#### WHAT TO WORK ON
Can you write out all of the material below, word for word?

#### DATA EXCERPTS

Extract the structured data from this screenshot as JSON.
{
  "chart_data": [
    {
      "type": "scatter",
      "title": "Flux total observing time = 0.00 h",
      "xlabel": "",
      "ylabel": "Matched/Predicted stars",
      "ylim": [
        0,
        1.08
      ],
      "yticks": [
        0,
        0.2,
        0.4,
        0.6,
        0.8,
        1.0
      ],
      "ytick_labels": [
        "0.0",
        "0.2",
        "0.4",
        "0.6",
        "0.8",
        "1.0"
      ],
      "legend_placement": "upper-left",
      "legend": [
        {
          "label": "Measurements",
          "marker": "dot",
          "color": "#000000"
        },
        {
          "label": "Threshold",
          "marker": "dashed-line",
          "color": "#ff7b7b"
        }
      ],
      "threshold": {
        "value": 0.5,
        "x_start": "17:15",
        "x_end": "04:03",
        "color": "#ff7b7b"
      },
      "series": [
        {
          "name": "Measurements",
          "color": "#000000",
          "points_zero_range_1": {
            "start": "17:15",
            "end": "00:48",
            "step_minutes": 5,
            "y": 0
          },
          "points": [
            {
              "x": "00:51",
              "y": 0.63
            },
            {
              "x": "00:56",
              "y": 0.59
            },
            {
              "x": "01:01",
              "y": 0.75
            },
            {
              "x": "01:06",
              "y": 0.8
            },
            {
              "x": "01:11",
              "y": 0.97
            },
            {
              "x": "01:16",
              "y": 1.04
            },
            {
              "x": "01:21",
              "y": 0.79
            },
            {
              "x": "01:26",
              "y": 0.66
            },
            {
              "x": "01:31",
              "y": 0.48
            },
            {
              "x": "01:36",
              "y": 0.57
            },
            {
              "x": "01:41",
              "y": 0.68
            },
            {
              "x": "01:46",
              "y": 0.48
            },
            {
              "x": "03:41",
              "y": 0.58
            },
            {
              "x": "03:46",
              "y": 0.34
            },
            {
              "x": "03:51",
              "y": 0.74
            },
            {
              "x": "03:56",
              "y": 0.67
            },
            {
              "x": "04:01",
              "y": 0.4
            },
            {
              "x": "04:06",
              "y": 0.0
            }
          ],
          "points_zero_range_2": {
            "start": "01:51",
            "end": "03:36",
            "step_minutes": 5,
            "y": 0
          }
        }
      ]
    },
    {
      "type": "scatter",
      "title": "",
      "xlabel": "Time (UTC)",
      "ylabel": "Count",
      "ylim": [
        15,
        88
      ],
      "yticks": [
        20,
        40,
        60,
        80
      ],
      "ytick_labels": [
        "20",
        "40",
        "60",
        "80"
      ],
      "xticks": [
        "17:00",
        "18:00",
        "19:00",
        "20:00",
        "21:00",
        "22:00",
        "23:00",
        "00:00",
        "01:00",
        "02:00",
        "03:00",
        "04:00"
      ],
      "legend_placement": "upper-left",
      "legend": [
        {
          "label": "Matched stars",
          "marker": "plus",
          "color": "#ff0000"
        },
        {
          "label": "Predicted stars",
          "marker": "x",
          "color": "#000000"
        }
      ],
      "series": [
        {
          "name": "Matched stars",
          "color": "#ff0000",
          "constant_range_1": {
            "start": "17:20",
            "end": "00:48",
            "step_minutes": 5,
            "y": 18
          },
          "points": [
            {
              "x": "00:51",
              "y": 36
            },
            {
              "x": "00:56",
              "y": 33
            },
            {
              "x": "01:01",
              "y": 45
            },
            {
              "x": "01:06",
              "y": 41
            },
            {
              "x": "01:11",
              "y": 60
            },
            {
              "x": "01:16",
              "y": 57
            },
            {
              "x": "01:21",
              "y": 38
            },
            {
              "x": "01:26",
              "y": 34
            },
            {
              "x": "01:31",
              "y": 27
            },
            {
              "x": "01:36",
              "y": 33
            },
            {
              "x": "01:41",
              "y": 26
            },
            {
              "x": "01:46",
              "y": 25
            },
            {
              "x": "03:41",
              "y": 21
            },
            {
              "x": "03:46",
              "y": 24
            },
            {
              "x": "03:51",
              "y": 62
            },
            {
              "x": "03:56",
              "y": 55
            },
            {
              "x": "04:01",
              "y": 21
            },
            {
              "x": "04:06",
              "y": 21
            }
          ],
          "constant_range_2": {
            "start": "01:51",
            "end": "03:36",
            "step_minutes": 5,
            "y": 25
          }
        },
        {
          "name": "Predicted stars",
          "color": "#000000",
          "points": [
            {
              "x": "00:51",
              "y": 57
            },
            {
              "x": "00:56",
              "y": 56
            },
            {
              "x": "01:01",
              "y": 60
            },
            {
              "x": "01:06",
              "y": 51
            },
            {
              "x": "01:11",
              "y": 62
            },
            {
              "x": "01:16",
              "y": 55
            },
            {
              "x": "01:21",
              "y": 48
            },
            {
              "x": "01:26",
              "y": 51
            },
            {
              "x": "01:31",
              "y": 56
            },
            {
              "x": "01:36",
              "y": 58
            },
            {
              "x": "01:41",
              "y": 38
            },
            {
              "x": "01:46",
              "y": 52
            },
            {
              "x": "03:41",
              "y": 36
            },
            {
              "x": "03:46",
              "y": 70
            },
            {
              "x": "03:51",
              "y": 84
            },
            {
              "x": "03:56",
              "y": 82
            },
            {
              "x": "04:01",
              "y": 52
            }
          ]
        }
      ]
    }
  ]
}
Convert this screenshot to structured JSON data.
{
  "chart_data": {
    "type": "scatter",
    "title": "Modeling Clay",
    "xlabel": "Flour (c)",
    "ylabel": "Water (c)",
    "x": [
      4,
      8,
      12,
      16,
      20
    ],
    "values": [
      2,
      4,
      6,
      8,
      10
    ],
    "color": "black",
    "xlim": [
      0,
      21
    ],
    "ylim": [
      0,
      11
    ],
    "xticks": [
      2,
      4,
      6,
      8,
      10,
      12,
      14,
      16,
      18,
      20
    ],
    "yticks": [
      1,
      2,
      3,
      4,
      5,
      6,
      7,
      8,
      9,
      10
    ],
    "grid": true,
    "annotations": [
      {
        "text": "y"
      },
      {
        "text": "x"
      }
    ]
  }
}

#### FINISHED TASK
Extract the structured data from this screenshot as JSON.
{
  "chart_data": [
    {
      "type": "scatter",
      "title": "Flux total observing time = 0.00 h",
      "xlabel": "",
      "ylabel": "Matched/Predicted stars",
      "ylim": [
        0,
        1.08
      ],
      "yticks": [
        0,
        0.2,
        0.4,
        0.6,
        0.8,
        1.0
      ],
      "ytick_labels": [
        "0.0",
        "0.2",
        "0.4",
        "0.6",
        "0.8",
        "1.0"
      ],
      "legend_placement": "upper-left",
      "legend": [
        {
          "label": "Measurements",
          "marker": "dot",
          "color": "#000000"
        },
        {
          "label": "Threshold",
          "marker": "dashed-line",
          "color": "#ff7b7b"
        }
      ],
      "threshold": {
        "value": 0.5,
        "x_start": "17:15",
        "x_end": "04:03",
        "color": "#ff7b7b"
      },
      "series": [
        {
          "name": "Measurements",
          "color": "#000000",
          "points_zero_range_1": {
            "start": "17:15",
            "end": "00:48",
            "step_minutes": 5,
            "y": 0
          },
          "points": [
            {
              "x": "00:51",
              "y": 0.63
            },
            {
              "x": "00:56",
              "y": 0.59
            },
            {
              "x": "01:01",
              "y": 0.75
            },
            {
              "x": "01:06",
              "y": 0.8
            },
            {
              "x": "01:11",
              "y": 0.97
            },
            {
              "x": "01:16",
              "y": 1.04
            },
            {
              "x": "01:21",
              "y": 0.79
            },
            {
              "x": "01:26",
              "y": 0.66
            },
            {
              "x": "01:31",
              "y": 0.48
            },
            {
              "x": "01:36",
              "y": 0.57
            },
            {
              "x": "01:41",
              "y": 0.68
            },
            {
              "x": "01:46",
              "y": 0.48
            },
            {
              "x": "03:41",
              "y": 0.58
            },
            {
              "x": "03:46",
              "y": 0.34
            },
            {
              "x": "03:51",
              "y": 0.74
            },
            {
              "x": "03:56",
              "y": 0.67
            },
            {
              "x": "04:01",
              "y": 0.4
            },
            {
              "x": "04:06",
              "y": 0.0
            }
          ],
          "points_zero_range_2": {
            "start": "01:51",
            "end": "03:36",
            "step_minutes": 5,
            "y": 0
          }
        }
      ]
    },
    {
      "type": "scatter",
      "title": "",
      "xlabel": "Time (UTC)",
      "ylabel": "Count",
      "ylim": [
        15,
        88
      ],
      "yticks": [
        20,
        40,
        60,
        80
      ],
      "ytick_labels": [
        "20",
        "40",
        "60",
        "80"
      ],
      "xticks": [
        "17:00",
        "18:00",
        "19:00",
        "20:00",
        "21:00",
        "22:00",
        "23:00",
        "00:00",
        "01:00",
        "02:00",
        "03:00",
        "04:00"
      ],
      "legend_placement": "upper-left",
      "legend": [
        {
          "label": "Matched stars",
          "marker": "plus",
          "color": "#ff0000"
        },
        {
          "label": "Predicted stars",
          "marker": "x",
          "color": "#000000"
        }
      ],
      "series": [
        {
          "name": "Matched stars",
          "color": "#ff0000",
          "constant_range_1": {
            "start": "17:20",
            "end": "00:48",
            "step_minutes": 5,
            "y": 18
          },
          "points": [
            {
              "x": "00:51",
              "y": 36
            },
            {
              "x": "00:56",
              "y": 33
            },
            {
              "x": "01:01",
              "y": 45
            },
            {
              "x": "01:06",
              "y": 41
            },
            {
              "x": "01:11",
              "y": 60
            },
            {
              "x": "01:16",
              "y": 57
            },
            {
              "x": "01:21",
              "y": 38
            },
            {
              "x": "01:26",
              "y": 34
            },
            {
              "x": "01:31",
              "y": 27
            },
            {
              "x": "01:36",
              "y": 33
            },
            {
              "x": "01:41",
              "y": 26
            },
            {
              "x": "01:46",
              "y": 25
            },
            {
              "x": "03:41",
              "y": 21
            },
            {
              "x": "03:46",
              "y": 24
            },
            {
              "x": "03:51",
              "y": 62
            },
            {
              "x": "03:56",
              "y": 55
            },
            {
              "x": "04:01",
              "y": 21
            },
            {
              "x": "04:06",
              "y": 21
            }
          ],
          "constant_range_2": {
            "start": "01:51",
            "end": "03:36",
            "step_minutes": 5,
            "y": 25
          }
        },
        {
          "name": "Predicted stars",
          "color": "#000000",
          "points": [
            {
              "x": "00:51",
              "y": 57
            },
            {
              "x": "00:56",
              "y": 56
            },
            {
              "x": "01:01",
              "y": 60
            },
            {
              "x": "01:06",
              "y": 51
            },
            {
              "x": "01:11",
              "y": 62
            },
            {
              "x": "01:16",
              "y": 55
            },
            {
              "x": "01:21",
              "y": 48
            },
            {
              "x": "01:26",
              "y": 51
            },
            {
              "x": "01:31",
              "y": 56
            },
            {
              "x": "01:36",
              "y": 58
            },
            {
              "x": "01:41",
              "y": 38
            },
            {
              "x": "01:46",
              "y": 52
            },
            {
              "x": "03:41",
              "y": 36
            },
            {
              "x": "03:46",
              "y": 70
            },
            {
              "x": "03:51",
              "y": 84
            },
            {
              "x": "03:56",
              "y": 82
            },
            {
              "x": "04:01",
              "y": 52
            }
          ]
        }
      ]
    }
  ]
}
Convert this screenshot to structured JSON data.
{
  "chart_data": {
    "type": "scatter",
    "title": "Modeling Clay",
    "xlabel": "Flour (c)",
    "ylabel": "Water (c)",
    "x": [
      4,
      8,
      12,
      16,
      20
    ],
    "values": [
      2,
      4,
      6,
      8,
      10
    ],
    "color": "black",
    "xlim": [
      0,
      21
    ],
    "ylim": [
      0,
      11
    ],
    "xticks": [
      2,
      4,
      6,
      8,
      10,
      12,
      14,
      16,
      18,
      20
    ],
    "yticks": [
      1,
      2,
      3,
      4,
      5,
      6,
      7,
      8,
      9,
      10
    ],
    "grid": true,
    "annotations": [
      {
        "text": "y"
      },
      {
        "text": "x"
      }
    ]
  }
}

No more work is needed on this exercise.